- **Selected excerpt**:
Captain America: Civil War
Starring Robert Downey Jr., Chris Evans, Scarlett Johansson, Sebastian Stan, Daniel Bruhl, Chadwick Boseman, Anthony Mackie, Don Cheadle, Elizabeth Olsen, Paul Bettany, Jeremy Renner, Emilie VanCamp, Paul Rudd and Tom Holland. Run Time: 147 Minutes
From time-to-time, there are moments in life, when a question will suddenly pop into your head (more often than not, these moments seem to occur just as you’re drifting off to sleep). A question so immense, so colossal that it cannot possibly be answered at 2.30am on a Wednesday morning. Yet these quandaries are utterly unshakable. For some this question may be ‘What is the meaning of life? Why are we here?’ for others ‘Did I turn off the oven? Can I be bothered to leave my bed to make sure?’ For comic book fans the world over, these questions are more along the lines of ‘I wonder who would win a fight between Captain American and Iron Man? Well I guess that depends on what armour Iron Man is using… Or between Spider-Man and Ant-Man!?’ Marvel Studio’s latest instalment attempts to put a few of these age-old debates to rest.

- **Provided records**:
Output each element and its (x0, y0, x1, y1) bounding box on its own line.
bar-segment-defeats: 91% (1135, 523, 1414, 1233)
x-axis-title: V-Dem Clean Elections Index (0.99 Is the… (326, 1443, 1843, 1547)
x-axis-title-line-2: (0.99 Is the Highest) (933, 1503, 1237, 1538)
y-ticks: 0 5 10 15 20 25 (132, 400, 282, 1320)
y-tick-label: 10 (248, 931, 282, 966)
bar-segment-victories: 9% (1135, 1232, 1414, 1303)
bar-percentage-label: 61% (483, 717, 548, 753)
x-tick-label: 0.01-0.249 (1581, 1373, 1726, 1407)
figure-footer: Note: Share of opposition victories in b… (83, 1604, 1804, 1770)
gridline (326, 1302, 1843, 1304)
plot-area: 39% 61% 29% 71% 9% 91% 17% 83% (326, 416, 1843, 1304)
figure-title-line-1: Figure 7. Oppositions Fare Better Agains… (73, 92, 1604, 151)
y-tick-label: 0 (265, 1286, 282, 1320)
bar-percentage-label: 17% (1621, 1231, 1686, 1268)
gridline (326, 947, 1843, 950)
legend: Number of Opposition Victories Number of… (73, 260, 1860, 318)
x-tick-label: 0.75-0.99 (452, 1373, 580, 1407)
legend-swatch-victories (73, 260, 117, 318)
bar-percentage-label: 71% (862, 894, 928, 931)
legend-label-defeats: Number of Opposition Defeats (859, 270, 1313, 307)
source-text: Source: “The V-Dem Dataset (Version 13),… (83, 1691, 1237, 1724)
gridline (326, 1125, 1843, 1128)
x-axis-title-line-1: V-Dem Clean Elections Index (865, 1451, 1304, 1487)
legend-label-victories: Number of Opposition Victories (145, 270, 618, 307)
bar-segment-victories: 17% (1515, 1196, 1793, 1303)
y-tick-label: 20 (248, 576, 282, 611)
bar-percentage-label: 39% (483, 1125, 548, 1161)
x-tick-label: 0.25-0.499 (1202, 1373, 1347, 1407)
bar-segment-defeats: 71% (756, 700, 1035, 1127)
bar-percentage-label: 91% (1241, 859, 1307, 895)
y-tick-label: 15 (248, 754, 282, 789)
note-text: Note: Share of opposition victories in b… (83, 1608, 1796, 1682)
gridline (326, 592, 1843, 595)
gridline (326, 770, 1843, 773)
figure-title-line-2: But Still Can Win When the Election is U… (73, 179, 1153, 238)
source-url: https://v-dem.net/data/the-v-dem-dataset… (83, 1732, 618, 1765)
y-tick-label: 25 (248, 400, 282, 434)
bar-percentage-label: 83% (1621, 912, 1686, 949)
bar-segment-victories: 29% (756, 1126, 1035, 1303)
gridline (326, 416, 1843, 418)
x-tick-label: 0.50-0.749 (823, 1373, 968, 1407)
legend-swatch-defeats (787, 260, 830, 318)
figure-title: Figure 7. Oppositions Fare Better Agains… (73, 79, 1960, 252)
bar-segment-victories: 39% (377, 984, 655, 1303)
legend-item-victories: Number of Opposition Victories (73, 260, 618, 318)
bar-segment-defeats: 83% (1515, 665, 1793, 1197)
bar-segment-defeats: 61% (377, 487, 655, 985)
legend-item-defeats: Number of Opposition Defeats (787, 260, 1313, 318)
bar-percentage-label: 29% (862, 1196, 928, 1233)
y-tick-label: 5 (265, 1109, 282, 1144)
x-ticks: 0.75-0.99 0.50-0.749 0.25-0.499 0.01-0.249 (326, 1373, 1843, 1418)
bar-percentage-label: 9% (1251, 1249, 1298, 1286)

- **What to work on**:
What run time does the Captain America: Civil War review give for the film? The rows above stand apart from the review.

- **Solution below**:
147 minutes.